## Article
Le Journal d’Anne Frank

Le Journal d’Anne Frank

D’après les textes d’Anne Frank / Mise en scène de Geneviève Pasquier et Nicolas Rossier / Théâtre des Osses / du 24 janvier au 10 février 2019 /  Critiques par Thibault Hugentobler et Sarah Juilland.


Bien à toi

2 février 2019

© Julien James Auzan

Le Théâtre des Osses présente jusqu’au 10 février une adaptation du Journal d’Anne Frank, entreprise périlleuse à la vue de la notoriété de ce texteLa troupe parie tout de même sur la fraîcheur innocente et pourtant terriblement lucide d’une œuvre troublante. C’est donc avec fureur et légèreté que les comédien·ne·s, sans altérer le contenu du Journal, livrent une interprétation questionnant à la fois la mémoire de la Shoah, sa transmission et les nouvelles formes de barbarie.

« Et [la] vainqueur[e], déjà vaincu[e], seul[e] au milieu de son silence. »
Antigone, Jean Anouilh

Trois jeunes débarquent sur scène et se disputent autour d’un journal, puis, petit à petit, prennent en charge le lourd poids de son contenu. Il ne sera pas question de raconter l’histoire d’Anne Frank, mais de lui donner une voix. La jeune adolescente présente les protagonistes et distribue les rôles, expose le contexte à l’aide d’un rétroprojecteur avant de se lancer dans l’écriture de son Journal. Adressant ses réflexions à Kitty, interlocutrice fictive, Anne témoigne d’une adolescence volée, ou du moins redéfinie dans le microcosme qu’est l’annexe, cette cachette qui abrite sa famille et d’autres clandestin·e·s. Le spectacle donne aussi à voir la sœur d’Anne, Margot, ainsi qu’un autre adolescent, Peter van Daan. Les trois personnages évoluent pendant deux années, de 1942 à 1944, avant leur arrestation et leur déportation, révélant leur désir d’un monde dénué de toute cruauté, en gardant la « tête haute », cherchant à vivre plutôt qu’à survivre, entre amours naissants et agacements adolescents.

[Entrées de disposition spatiale]
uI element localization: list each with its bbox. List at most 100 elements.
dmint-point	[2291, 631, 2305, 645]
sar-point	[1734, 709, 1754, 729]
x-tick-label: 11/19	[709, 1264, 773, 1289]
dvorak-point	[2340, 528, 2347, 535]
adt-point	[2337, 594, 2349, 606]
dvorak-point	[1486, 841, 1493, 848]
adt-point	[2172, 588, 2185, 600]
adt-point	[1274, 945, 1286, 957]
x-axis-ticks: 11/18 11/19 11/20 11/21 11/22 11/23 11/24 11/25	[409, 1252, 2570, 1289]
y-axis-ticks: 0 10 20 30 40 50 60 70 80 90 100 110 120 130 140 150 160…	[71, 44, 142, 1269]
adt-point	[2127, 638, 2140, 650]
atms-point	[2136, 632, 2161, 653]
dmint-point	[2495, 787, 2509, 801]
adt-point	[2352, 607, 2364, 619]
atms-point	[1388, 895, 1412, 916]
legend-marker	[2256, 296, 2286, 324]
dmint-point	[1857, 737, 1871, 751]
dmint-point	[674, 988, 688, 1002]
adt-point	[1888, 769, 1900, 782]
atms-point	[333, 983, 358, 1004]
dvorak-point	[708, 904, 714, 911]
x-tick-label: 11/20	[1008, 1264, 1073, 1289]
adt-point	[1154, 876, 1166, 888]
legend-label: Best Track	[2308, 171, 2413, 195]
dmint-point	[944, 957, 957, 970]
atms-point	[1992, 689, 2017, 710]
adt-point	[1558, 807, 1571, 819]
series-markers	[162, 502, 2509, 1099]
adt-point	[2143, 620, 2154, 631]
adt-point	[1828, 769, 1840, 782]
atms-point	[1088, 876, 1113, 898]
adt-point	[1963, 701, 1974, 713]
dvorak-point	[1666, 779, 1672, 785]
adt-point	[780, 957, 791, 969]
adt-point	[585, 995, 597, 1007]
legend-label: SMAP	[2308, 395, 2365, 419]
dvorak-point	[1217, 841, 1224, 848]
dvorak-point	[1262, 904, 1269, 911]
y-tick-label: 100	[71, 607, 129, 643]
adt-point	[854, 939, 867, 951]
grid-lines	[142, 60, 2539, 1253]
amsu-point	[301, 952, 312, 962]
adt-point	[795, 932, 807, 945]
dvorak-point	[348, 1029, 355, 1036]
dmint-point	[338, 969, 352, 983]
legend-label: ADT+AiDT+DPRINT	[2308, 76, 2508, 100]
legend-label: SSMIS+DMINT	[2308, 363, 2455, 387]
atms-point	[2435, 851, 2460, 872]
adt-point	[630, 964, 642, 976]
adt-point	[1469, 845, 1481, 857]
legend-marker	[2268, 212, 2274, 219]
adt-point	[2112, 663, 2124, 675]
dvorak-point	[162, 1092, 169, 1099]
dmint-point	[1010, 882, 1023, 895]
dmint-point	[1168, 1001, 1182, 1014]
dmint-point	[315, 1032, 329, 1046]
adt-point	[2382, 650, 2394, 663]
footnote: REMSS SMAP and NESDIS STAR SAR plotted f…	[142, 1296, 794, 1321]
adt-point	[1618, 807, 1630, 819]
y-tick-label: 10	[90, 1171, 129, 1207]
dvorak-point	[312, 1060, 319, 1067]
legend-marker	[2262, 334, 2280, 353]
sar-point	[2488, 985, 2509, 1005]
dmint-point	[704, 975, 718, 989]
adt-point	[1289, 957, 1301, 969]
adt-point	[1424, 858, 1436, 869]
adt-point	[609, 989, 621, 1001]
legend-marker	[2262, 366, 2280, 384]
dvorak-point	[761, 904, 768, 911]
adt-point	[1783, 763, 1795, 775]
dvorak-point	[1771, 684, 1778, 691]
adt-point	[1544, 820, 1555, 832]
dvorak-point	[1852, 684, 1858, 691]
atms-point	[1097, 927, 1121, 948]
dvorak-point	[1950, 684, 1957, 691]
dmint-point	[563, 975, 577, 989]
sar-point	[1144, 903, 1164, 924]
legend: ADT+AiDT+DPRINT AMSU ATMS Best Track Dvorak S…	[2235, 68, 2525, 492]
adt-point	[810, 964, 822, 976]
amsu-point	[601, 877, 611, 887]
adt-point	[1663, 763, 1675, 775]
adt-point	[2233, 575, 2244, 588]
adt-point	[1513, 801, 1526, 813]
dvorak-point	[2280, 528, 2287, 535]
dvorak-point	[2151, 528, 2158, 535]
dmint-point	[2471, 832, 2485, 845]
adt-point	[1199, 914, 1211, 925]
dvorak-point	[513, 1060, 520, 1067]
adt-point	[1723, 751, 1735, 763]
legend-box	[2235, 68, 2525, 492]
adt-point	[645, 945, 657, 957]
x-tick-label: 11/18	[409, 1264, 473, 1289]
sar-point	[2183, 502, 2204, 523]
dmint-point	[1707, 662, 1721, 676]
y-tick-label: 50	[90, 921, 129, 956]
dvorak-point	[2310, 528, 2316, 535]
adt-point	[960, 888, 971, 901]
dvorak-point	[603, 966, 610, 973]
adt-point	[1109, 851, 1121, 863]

## Consignes de l'exercice
A - Dans l'article, reproduisez le passage compris entre « D’après les textes » et « et Sarah Juilland. », inclus, en remplaçant « Critiques » par « Comptes rendus ».
B - D'après l'article, à quelle interlocutrice fictive Anne adresse-t-elle ses réflexions ?

## Réponses par tâche
A -
D’après les textes d’Anne Frank / Mise en scène de Geneviève Pasquier et Nicolas Rossier / Théâtre des Osses / du 24 janvier au 10 février 2019 /  Comptes rendus par Thibault Hugentobler et Sarah Juilland.

B - À Kitty.